_SET EXERCISE_
Repeat the lines below exactly as they appear, but leave out the images.

_INFORMATION SUPPLIED_
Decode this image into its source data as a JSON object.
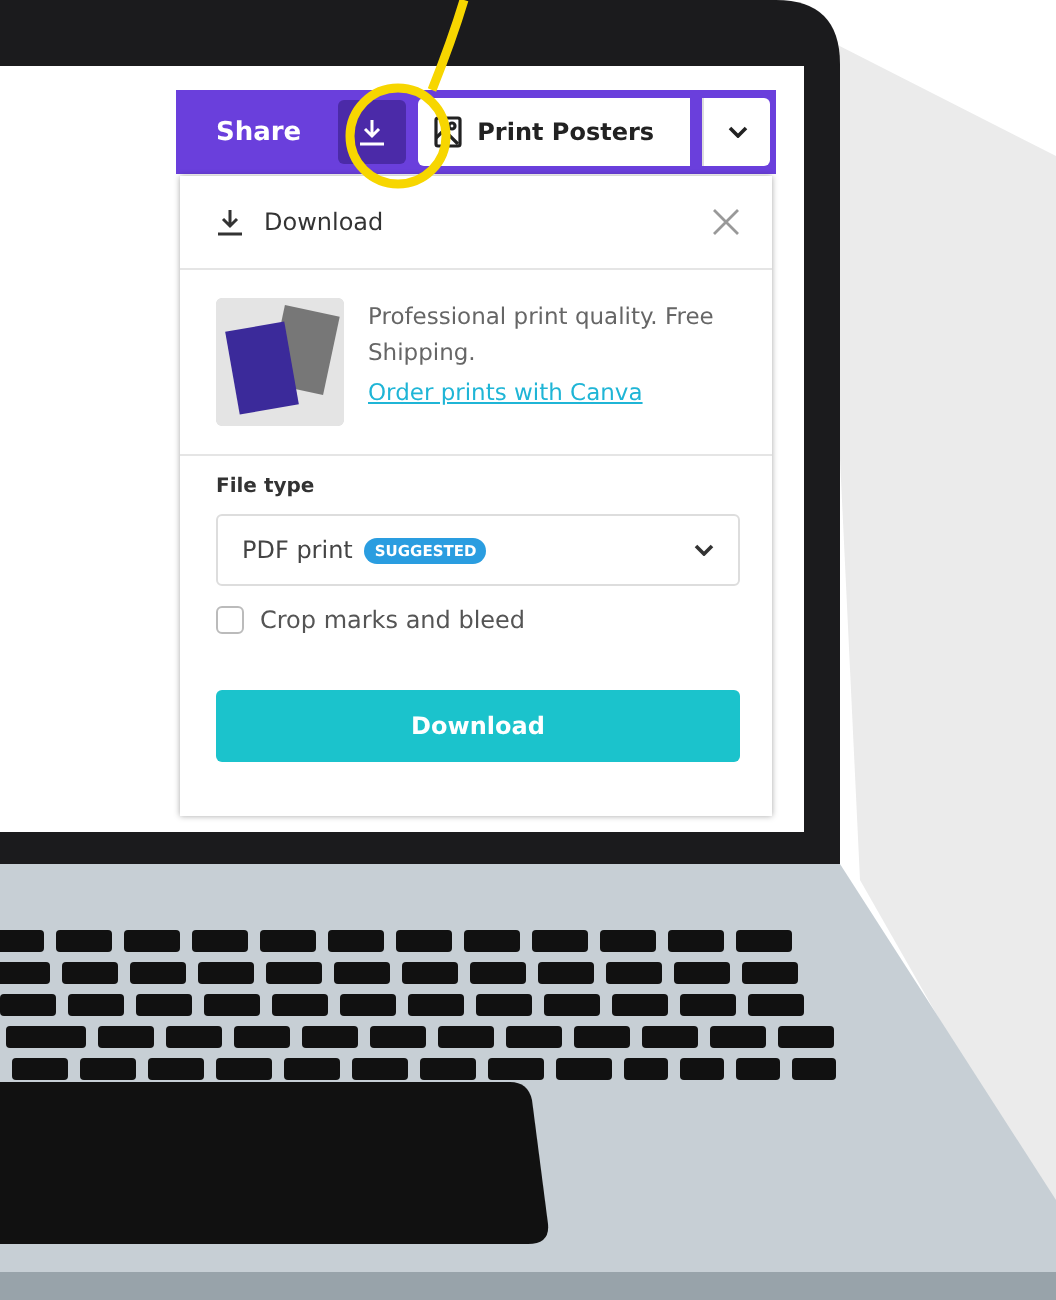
{
  "toolbar": {
    "share_label": "Share",
    "download_selected": true,
    "download_highlighted": true,
    "print_label": "Print Posters"
  },
  "panel": {
    "title": "Download",
    "promo_text": "Professional print quality. Free Shipping.",
    "promo_link": "Order prints with Canva",
    "file_type_label": "File type",
    "file_type_value": "PDF print",
    "badge": "SUGGESTED",
    "crop_marks": {
      "label": "Crop marks and bleed",
      "checked": false
    },
    "button": "Download"
  }
}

_TASK OUTPUT_
Decode this image into its source data as a JSON object.
{
  "toolbar": {
    "share_label": "Share",
    "download_selected": true,
    "download_highlighted": true,
    "print_label": "Print Posters"
  },
  "panel": {
    "title": "Download",
    "promo_text": "Professional print quality. Free Shipping.",
    "promo_link": "Order prints with Canva",
    "file_type_label": "File type",
    "file_type_value": "PDF print",
    "badge": "SUGGESTED",
    "crop_marks": {
      "label": "Crop marks and bleed",
      "checked": false
    },
    "button": "Download"
  }
}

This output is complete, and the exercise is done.